すべきこと:
み言葉とみ霊について語る説教の文書を、示された最後の文のあとから書き継いでください。

───── 文書

み言葉とみ霊
はじめに
置田先生から、本日の礼拝でメッセージをとりつぐようにと依頼があったときに、私でもよければお話いたしますが、いったいどのようなことをお話すればいいのでしょうかとおうかがいしますと、現在教会の交わりの形成ということを願っているのですが、そのための大事な要素として「聖書を読む」ことがあると考えています、というご返事でした。そこで、今日はその線に沿ってお話してみたいと思います。
先生が「聖書を読む」ことを大事にしたいのは、どういうおつもりなのか? 私はそれ以上お尋ねしませんでしたが、私も自分の体験を振り返ってみますと、私なりに先生の言おうとしている意味が、納得できるところがあります。私は、フィンランドの先生方の集会に通うようになってから、いろいろな国の先生方のメッセージを聞きました。だいたい英語のメッセージが多く、時々日本語のメッセージもありました。ノルウェーやスウェーデンやアメリカからの先生方、アッセンブリーからお出でになった日本人の先生の話も聞きました。レア先生のお父さんで、当時フィンランドのペンテコステ派の総理であったマンニネン先生のお話も聞きました。特にカルナ先生たちに連れられてオズボーン先生の癒しの伝道集会に出席した、と言うよりは参加したのが今でも強い印象として残っています。
み霊に満たされた説教を聞いた時など、私はとても恵まれて、足が地に着かないというような、霊的な興奮状態になりました。でもそれからしばらくすると、いろいろな仕事だとか、様々な雑念が出てきて、だんだんそういう霊的な恵みが薄らいでいくのです。するとまた、別の立派な先生が来られて、素晴らしいパワーのあるメッセージを語ってくださる。また興奮して大いに恵まれる。しばらくするとまたダウンする。アップ アンド ダウン、アップ アンド ダウンをなんべんも繰り返す。まあ、こういうことですね。若い頃はよくそんなことをやっていたと思うんです。パワーのある先生の集会でみ霊の満たしのガソリンを入れてもらって、それでしばらく走るとだんだん切れてくる。そうするとまたガソリンを入れてもらう。こんな具合でした。

──────────
───── 保存データ

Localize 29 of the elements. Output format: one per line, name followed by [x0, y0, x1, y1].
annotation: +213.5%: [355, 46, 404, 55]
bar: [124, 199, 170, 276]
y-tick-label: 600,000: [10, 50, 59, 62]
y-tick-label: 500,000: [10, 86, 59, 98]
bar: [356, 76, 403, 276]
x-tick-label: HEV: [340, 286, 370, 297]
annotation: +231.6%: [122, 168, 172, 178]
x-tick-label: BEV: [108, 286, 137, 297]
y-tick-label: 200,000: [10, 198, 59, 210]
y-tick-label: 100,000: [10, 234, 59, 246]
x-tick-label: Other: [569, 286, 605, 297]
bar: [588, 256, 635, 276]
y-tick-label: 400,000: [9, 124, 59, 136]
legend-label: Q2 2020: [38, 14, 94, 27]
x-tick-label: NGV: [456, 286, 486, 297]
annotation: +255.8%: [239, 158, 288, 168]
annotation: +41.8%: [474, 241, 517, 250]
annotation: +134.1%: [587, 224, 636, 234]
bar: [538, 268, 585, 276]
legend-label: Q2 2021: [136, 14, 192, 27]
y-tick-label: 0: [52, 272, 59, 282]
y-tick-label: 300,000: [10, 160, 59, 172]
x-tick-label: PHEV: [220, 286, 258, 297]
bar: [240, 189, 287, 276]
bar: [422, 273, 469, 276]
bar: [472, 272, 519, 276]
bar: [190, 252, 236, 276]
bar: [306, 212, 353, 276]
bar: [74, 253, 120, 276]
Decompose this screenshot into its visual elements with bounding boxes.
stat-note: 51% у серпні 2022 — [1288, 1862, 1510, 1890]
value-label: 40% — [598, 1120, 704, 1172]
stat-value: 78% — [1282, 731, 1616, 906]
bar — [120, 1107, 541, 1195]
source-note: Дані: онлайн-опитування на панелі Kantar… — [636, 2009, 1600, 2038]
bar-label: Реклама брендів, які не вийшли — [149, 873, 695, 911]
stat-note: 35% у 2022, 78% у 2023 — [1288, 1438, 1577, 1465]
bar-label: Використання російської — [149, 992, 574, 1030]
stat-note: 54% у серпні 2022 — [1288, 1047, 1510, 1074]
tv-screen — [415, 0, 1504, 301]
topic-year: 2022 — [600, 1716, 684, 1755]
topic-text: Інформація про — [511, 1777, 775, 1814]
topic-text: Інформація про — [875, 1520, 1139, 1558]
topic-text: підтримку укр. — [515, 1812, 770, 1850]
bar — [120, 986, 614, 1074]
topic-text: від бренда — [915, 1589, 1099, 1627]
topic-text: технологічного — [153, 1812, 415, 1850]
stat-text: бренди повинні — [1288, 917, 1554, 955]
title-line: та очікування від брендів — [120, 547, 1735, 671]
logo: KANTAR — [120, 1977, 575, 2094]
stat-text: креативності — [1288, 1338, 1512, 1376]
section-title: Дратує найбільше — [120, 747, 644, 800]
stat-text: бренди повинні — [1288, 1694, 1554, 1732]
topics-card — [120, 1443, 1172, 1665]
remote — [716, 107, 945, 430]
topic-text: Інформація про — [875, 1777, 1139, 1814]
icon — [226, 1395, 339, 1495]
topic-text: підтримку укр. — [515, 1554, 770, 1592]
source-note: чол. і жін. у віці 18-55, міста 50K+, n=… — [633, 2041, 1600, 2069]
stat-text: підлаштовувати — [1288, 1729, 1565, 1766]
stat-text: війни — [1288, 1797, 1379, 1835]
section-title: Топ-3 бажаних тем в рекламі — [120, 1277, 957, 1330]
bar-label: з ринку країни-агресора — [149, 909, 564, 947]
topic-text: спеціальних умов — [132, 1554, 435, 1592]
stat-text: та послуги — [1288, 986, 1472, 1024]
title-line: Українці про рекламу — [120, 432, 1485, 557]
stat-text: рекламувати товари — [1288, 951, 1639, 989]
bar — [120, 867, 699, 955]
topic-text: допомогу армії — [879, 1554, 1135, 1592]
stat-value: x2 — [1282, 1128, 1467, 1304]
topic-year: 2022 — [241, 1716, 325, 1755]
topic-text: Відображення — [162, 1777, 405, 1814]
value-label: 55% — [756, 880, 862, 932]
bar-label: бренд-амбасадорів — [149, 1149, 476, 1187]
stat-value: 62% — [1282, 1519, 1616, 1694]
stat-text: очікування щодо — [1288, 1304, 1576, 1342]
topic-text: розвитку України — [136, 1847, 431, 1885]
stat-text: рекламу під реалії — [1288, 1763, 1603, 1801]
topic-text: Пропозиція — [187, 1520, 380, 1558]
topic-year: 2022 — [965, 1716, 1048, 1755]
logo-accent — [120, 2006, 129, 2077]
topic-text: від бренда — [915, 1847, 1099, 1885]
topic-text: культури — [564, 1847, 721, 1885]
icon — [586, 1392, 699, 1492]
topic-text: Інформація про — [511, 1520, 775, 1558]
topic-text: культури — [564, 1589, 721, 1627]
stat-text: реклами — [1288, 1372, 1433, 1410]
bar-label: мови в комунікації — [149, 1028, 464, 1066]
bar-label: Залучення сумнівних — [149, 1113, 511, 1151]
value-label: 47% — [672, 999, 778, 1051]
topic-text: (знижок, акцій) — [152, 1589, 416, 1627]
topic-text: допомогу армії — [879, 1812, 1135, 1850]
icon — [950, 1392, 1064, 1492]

──────────

模範解答:
聖書を読みだしてから
それが、あちこちの先生の集会ではなくて、自分で自分の中の恵みをしっかりと保ち続けたい。あるいはみ霊の満たしを自分で体験できるようになりたい。こういう気持ちになったのは、今から振り返ってみますと「自分で」聖書を読むようになってからだと思います。とにかく自分でお言葉を読む。これが、私をして、それなりに一歩一歩とみ霊の恵みに与っていくことができるようにさせたのです。
でも、聖書を読むのはけっこう難しいですね。人によっては聖書を始めから終わりまで、通読なさる方がおられるようです。それは大変立派なことだと思います。イギリスの聖公会(国教会)なんかに行きますと、日曜の礼拝毎に、新約と旧約から抜粋したのを朗読します。こうして、一年間で一通り「創世記」から「ヨハネ黙示録」までの主なところを読むようになっています。ところが私が最初の頃やった方法は、そうではありませんでした。学校へ行ったり、いろいろとやることがあるものだから、つい決まったときに聖書を読むのをおろそかにしてしまう。細切れの時間では、なかなかまとまって聖書をきちんと通読する時間がないのです。ほんとうは採らなくてはいけないんですけれどもね。もっとも後では、聖書を通読するようになりましたけれど。
その時働くお言葉
そういうときに私はどうしたかと言いますと、同じ箇所を毎日読むんです。たとえば「詩編」ですね。ああこれはいい詩編だと思ったら、今日読んだから明日は読まなくてもいいんだと思わないで、次の日も同じ詩編を読む。先に進みたいと思うときには進んでもいいけれども、今日3篇を読んだから明日は4篇を読まなければならないというルールはないわけで、また3篇を読む。極端な場合は、1ヶ月くらい、だから30回くらい、同じ詩を毎日読んだ経験があります。ところが、毎日読んでいても、なにかそこから来るんですね。与えられるんです。これはすごく大事な発見でした。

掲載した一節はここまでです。